Excerpts from a figure dataset:
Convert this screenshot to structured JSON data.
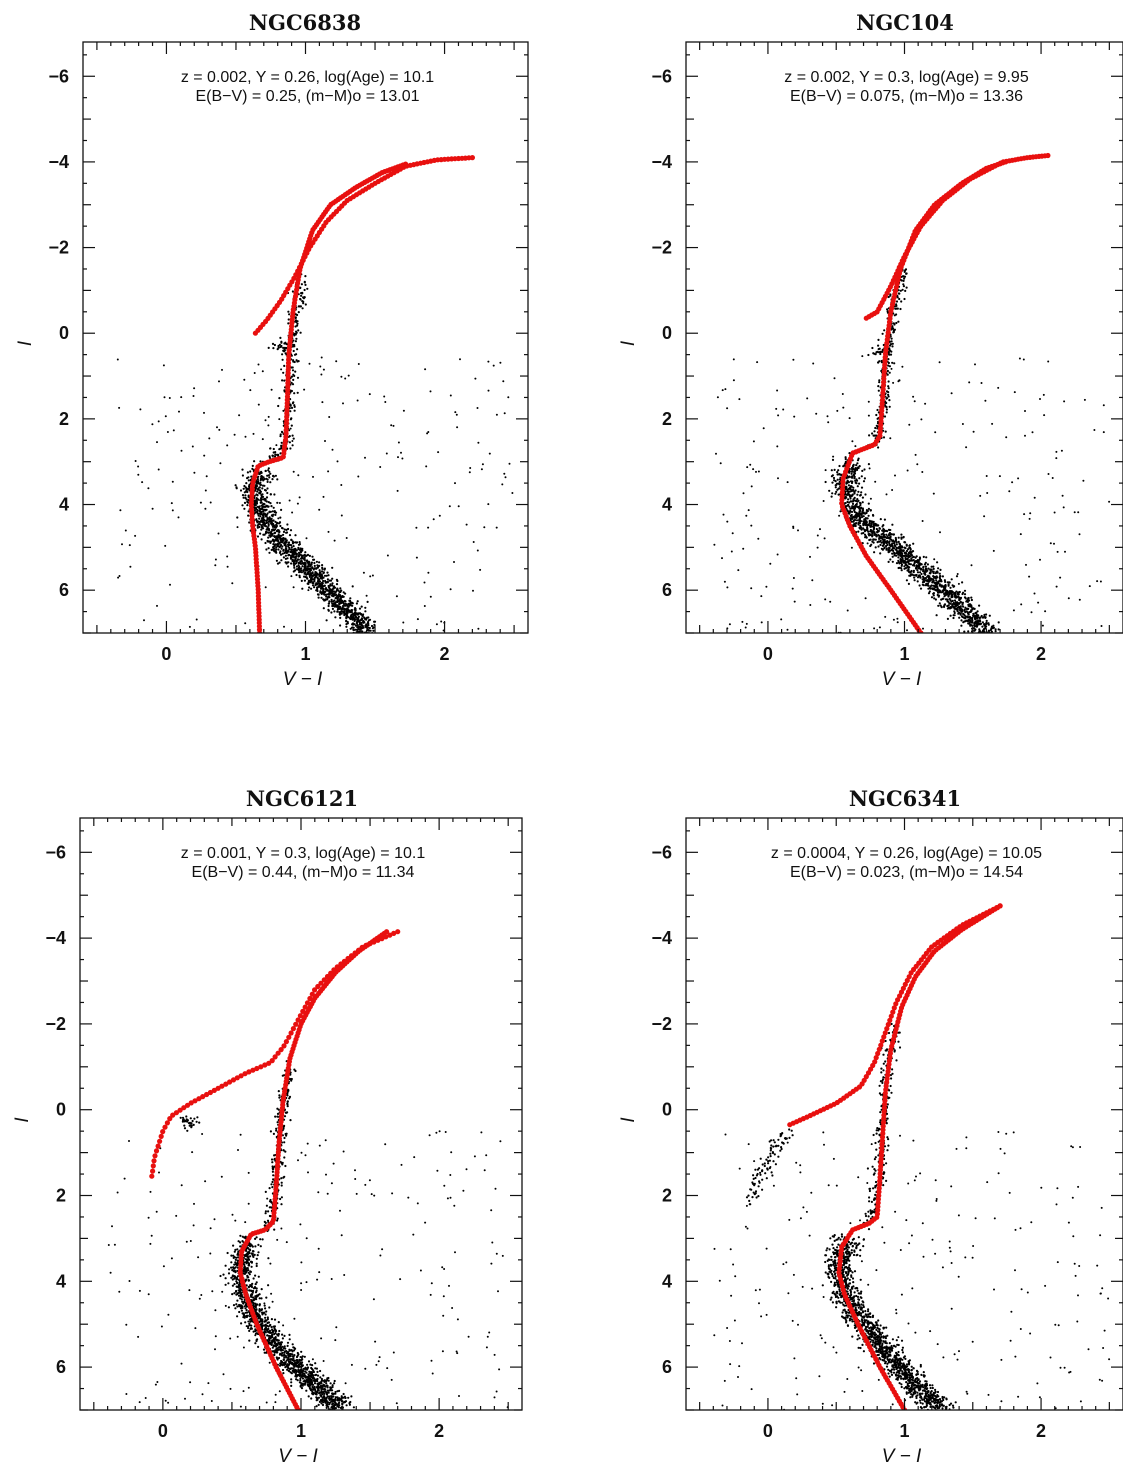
{
  "chart_data": [
    {
      "type": "scatter",
      "title": "NGC6838",
      "xlabel": "V − I",
      "ylabel": "I",
      "xlim": [
        -0.6,
        2.6
      ],
      "ylim": [
        7.0,
        -6.8
      ],
      "y_inverted": true,
      "xticks": [
        0,
        1,
        2
      ],
      "yticks": [
        -6,
        -4,
        -2,
        0,
        2,
        4,
        6
      ],
      "annotation": {
        "line1": "z = 0.002, Y = 0.26, log(Age) = 10.1",
        "line2": "E(B−V) = 0.25, (m−M)o = 13.01"
      },
      "isochrone": {
        "color": "#e8100f",
        "rgb": [
          [
            0.67,
            7.0
          ],
          [
            0.66,
            6.0
          ],
          [
            0.64,
            5.0
          ],
          [
            0.62,
            4.5
          ],
          [
            0.61,
            4.0
          ],
          [
            0.62,
            3.5
          ],
          [
            0.66,
            3.1
          ],
          [
            0.74,
            3.0
          ],
          [
            0.84,
            2.9
          ],
          [
            0.86,
            2.4
          ],
          [
            0.87,
            1.5
          ],
          [
            0.88,
            0.5
          ],
          [
            0.91,
            -0.5
          ],
          [
            0.96,
            -1.5
          ],
          [
            1.05,
            -2.4
          ],
          [
            1.18,
            -3.0
          ],
          [
            1.36,
            -3.4
          ],
          [
            1.55,
            -3.75
          ],
          [
            1.72,
            -3.95
          ]
        ],
        "hb_agb": [
          [
            0.64,
            0.0
          ],
          [
            0.72,
            -0.3
          ],
          [
            0.82,
            -0.75
          ],
          [
            0.92,
            -1.3
          ],
          [
            1.03,
            -2.0
          ],
          [
            1.15,
            -2.6
          ],
          [
            1.3,
            -3.1
          ],
          [
            1.5,
            -3.5
          ],
          [
            1.72,
            -3.9
          ],
          [
            1.95,
            -4.05
          ],
          [
            2.2,
            -4.1
          ]
        ],
        "note_rgb": [
          [
            1.1,
            7.0
          ],
          [
            0.85,
            5.5
          ],
          [
            0.68,
            4.5
          ]
        ]
      },
      "observed": {
        "main_sequence": [
          [
            1.45,
            7.0
          ],
          [
            1.25,
            6.3
          ],
          [
            1.05,
            5.6
          ],
          [
            0.85,
            5.0
          ],
          [
            0.7,
            4.3
          ],
          [
            0.62,
            3.7
          ],
          [
            0.68,
            3.2
          ]
        ],
        "red_giant_branch": [
          [
            0.76,
            3.0
          ],
          [
            0.86,
            2.6
          ],
          [
            0.87,
            1.6
          ],
          [
            0.88,
            0.8
          ],
          [
            0.92,
            -0.2
          ],
          [
            0.98,
            -1.2
          ]
        ],
        "red_clump": [
          [
            0.84,
            0.3
          ]
        ]
      }
    },
    {
      "type": "scatter",
      "title": "NGC104",
      "xlabel": "V − I",
      "ylabel": "I",
      "xlim": [
        -0.6,
        2.6
      ],
      "ylim": [
        7.0,
        -6.8
      ],
      "y_inverted": true,
      "xticks": [
        0,
        1,
        2
      ],
      "yticks": [
        -6,
        -4,
        -2,
        0,
        2,
        4,
        6
      ],
      "annotation": {
        "line1": "z = 0.002, Y = 0.3, log(Age) = 9.95",
        "line2": "E(B−V) = 0.075, (m−M)o = 13.36"
      },
      "isochrone": {
        "color": "#e8100f",
        "rgb": [
          [
            1.12,
            7.0
          ],
          [
            0.9,
            6.0
          ],
          [
            0.72,
            5.2
          ],
          [
            0.6,
            4.5
          ],
          [
            0.54,
            4.0
          ],
          [
            0.55,
            3.4
          ],
          [
            0.62,
            2.8
          ],
          [
            0.78,
            2.6
          ],
          [
            0.82,
            2.4
          ],
          [
            0.84,
            1.5
          ],
          [
            0.86,
            0.5
          ],
          [
            0.9,
            -0.5
          ],
          [
            0.97,
            -1.5
          ],
          [
            1.08,
            -2.4
          ],
          [
            1.22,
            -3.0
          ],
          [
            1.42,
            -3.5
          ],
          [
            1.6,
            -3.85
          ],
          [
            1.74,
            -4.0
          ]
        ],
        "hb_agb": [
          [
            0.72,
            -0.35
          ],
          [
            0.8,
            -0.5
          ],
          [
            0.9,
            -1.1
          ],
          [
            1.0,
            -1.8
          ],
          [
            1.12,
            -2.5
          ],
          [
            1.28,
            -3.1
          ],
          [
            1.48,
            -3.6
          ],
          [
            1.72,
            -4.0
          ],
          [
            1.9,
            -4.1
          ],
          [
            2.05,
            -4.15
          ]
        ],
        "note_rgb": []
      },
      "observed": {
        "main_sequence": [
          [
            1.6,
            7.0
          ],
          [
            1.35,
            6.2
          ],
          [
            1.1,
            5.5
          ],
          [
            0.85,
            4.8
          ],
          [
            0.65,
            4.2
          ],
          [
            0.55,
            3.6
          ],
          [
            0.62,
            3.0
          ]
        ],
        "red_giant_branch": [
          [
            0.78,
            2.6
          ],
          [
            0.84,
            1.8
          ],
          [
            0.86,
            1.0
          ],
          [
            0.88,
            0.2
          ],
          [
            0.92,
            -0.6
          ],
          [
            1.0,
            -1.5
          ]
        ],
        "red_clump": [
          [
            0.82,
            0.4
          ]
        ]
      }
    },
    {
      "type": "scatter",
      "title": "NGC6121",
      "xlabel": "V − I",
      "ylabel": "I",
      "xlim": [
        -0.6,
        2.6
      ],
      "ylim": [
        7.0,
        -6.8
      ],
      "y_inverted": true,
      "xticks": [
        0,
        1,
        2
      ],
      "yticks": [
        -6,
        -4,
        -2,
        0,
        2,
        4,
        6
      ],
      "annotation": {
        "line1": "z = 0.001, Y = 0.3, log(Age) = 10.1",
        "line2": "E(B−V) = 0.44, (m−M)o = 11.34"
      },
      "isochrone": {
        "color": "#e8100f",
        "rgb": [
          [
            0.98,
            7.0
          ],
          [
            0.82,
            6.0
          ],
          [
            0.68,
            5.0
          ],
          [
            0.6,
            4.3
          ],
          [
            0.56,
            3.8
          ],
          [
            0.57,
            3.3
          ],
          [
            0.64,
            2.9
          ],
          [
            0.74,
            2.8
          ],
          [
            0.8,
            2.6
          ],
          [
            0.82,
            1.8
          ],
          [
            0.84,
            0.8
          ],
          [
            0.87,
            -0.2
          ],
          [
            0.92,
            -1.2
          ],
          [
            1.0,
            -2.0
          ],
          [
            1.1,
            -2.6
          ],
          [
            1.25,
            -3.2
          ],
          [
            1.42,
            -3.7
          ],
          [
            1.62,
            -4.15
          ]
        ],
        "hb_agb": [
          [
            -0.08,
            1.55
          ],
          [
            -0.06,
            1.1
          ],
          [
            0.0,
            0.5
          ],
          [
            0.06,
            0.15
          ],
          [
            0.2,
            -0.15
          ],
          [
            0.4,
            -0.5
          ],
          [
            0.6,
            -0.85
          ],
          [
            0.78,
            -1.1
          ],
          [
            0.88,
            -1.5
          ],
          [
            0.98,
            -2.1
          ],
          [
            1.1,
            -2.8
          ],
          [
            1.25,
            -3.3
          ],
          [
            1.45,
            -3.8
          ],
          [
            1.7,
            -4.15
          ]
        ],
        "note_rgb": []
      },
      "observed": {
        "main_sequence": [
          [
            1.3,
            7.0
          ],
          [
            1.1,
            6.4
          ],
          [
            0.9,
            5.8
          ],
          [
            0.7,
            5.0
          ],
          [
            0.6,
            4.3
          ],
          [
            0.56,
            3.7
          ],
          [
            0.62,
            3.1
          ]
        ],
        "red_giant_branch": [
          [
            0.76,
            2.8
          ],
          [
            0.82,
            2.0
          ],
          [
            0.84,
            1.0
          ],
          [
            0.87,
            0.0
          ],
          [
            0.92,
            -1.0
          ]
        ],
        "red_clump": [
          [
            0.18,
            0.3
          ]
        ]
      }
    },
    {
      "type": "scatter",
      "title": "NGC6341",
      "xlabel": "V − I",
      "ylabel": "I",
      "xlim": [
        -0.6,
        2.6
      ],
      "ylim": [
        7.0,
        -6.8
      ],
      "y_inverted": true,
      "xticks": [
        0,
        1,
        2
      ],
      "yticks": [
        -6,
        -4,
        -2,
        0,
        2,
        4,
        6
      ],
      "annotation": {
        "line1": "z = 0.0004, Y = 0.26, log(Age) = 10.05",
        "line2": "E(B−V) = 0.023, (m−M)o = 14.54"
      },
      "isochrone": {
        "color": "#e8100f",
        "rgb": [
          [
            1.0,
            7.0
          ],
          [
            0.82,
            6.0
          ],
          [
            0.66,
            5.0
          ],
          [
            0.56,
            4.3
          ],
          [
            0.52,
            3.8
          ],
          [
            0.54,
            3.2
          ],
          [
            0.62,
            2.8
          ],
          [
            0.74,
            2.65
          ],
          [
            0.8,
            2.5
          ],
          [
            0.82,
            1.6
          ],
          [
            0.84,
            0.6
          ],
          [
            0.86,
            -0.4
          ],
          [
            0.9,
            -1.4
          ],
          [
            0.98,
            -2.4
          ],
          [
            1.08,
            -3.1
          ],
          [
            1.22,
            -3.7
          ],
          [
            1.42,
            -4.2
          ],
          [
            1.7,
            -4.75
          ]
        ],
        "hb_agb": [
          [
            0.16,
            0.35
          ],
          [
            0.3,
            0.15
          ],
          [
            0.5,
            -0.15
          ],
          [
            0.68,
            -0.55
          ],
          [
            0.78,
            -1.1
          ],
          [
            0.86,
            -1.8
          ],
          [
            0.94,
            -2.5
          ],
          [
            1.05,
            -3.2
          ],
          [
            1.2,
            -3.8
          ],
          [
            1.42,
            -4.3
          ],
          [
            1.7,
            -4.75
          ]
        ],
        "note_rgb": []
      },
      "observed": {
        "main_sequence": [
          [
            1.25,
            7.0
          ],
          [
            1.05,
            6.3
          ],
          [
            0.85,
            5.6
          ],
          [
            0.65,
            4.8
          ],
          [
            0.55,
            4.1
          ],
          [
            0.52,
            3.5
          ],
          [
            0.58,
            3.0
          ]
        ],
        "red_giant_branch": [
          [
            0.72,
            2.7
          ],
          [
            0.8,
            2.0
          ],
          [
            0.83,
            1.0
          ],
          [
            0.85,
            0.0
          ],
          [
            0.88,
            -1.0
          ],
          [
            0.94,
            -2.0
          ]
        ],
        "blue_hb": [
          [
            -0.12,
            2.1
          ],
          [
            -0.05,
            1.5
          ],
          [
            0.05,
            0.9
          ],
          [
            0.15,
            0.5
          ]
        ]
      }
    }
  ]
}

--- WORK TO BE COMPLETED ---
Find the lines of the material that hold the word "title" and report their count alone.

--- TASK OUTPUT ---
4